begin

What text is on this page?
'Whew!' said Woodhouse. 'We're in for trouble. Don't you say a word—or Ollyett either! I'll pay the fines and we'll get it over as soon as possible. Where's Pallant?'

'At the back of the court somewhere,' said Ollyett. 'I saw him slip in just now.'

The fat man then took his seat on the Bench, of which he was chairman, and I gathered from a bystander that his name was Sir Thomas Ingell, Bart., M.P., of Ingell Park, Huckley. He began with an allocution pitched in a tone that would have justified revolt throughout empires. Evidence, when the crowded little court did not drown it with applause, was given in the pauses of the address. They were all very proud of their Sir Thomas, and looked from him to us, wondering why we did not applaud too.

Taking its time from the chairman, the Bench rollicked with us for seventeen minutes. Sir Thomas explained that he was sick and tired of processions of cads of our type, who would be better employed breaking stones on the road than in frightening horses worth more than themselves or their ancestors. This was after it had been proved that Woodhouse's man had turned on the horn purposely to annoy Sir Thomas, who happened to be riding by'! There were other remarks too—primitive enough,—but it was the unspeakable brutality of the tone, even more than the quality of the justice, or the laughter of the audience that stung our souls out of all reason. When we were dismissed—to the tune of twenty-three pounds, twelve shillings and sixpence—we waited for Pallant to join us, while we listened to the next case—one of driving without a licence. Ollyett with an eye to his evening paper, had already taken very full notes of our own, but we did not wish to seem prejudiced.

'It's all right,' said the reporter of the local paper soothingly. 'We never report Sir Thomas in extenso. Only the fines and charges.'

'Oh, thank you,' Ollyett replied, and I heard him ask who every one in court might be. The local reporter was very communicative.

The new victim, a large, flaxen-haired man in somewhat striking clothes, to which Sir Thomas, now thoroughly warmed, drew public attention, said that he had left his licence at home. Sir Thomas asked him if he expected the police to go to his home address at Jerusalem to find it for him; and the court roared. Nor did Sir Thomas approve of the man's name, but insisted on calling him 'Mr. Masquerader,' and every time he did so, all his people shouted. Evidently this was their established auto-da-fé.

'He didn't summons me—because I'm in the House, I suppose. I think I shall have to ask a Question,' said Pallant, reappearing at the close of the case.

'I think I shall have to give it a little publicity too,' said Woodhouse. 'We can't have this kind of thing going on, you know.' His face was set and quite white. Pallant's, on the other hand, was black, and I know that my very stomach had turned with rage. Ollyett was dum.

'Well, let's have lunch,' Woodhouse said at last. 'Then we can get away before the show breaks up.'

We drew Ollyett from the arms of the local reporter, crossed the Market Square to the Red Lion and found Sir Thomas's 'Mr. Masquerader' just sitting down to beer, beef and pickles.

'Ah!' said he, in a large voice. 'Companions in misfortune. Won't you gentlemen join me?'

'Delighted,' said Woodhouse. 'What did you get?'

end

Each line holding the word "name" counts once; report the total and nothing else.

_RESULT OF THE EXERCISE_
2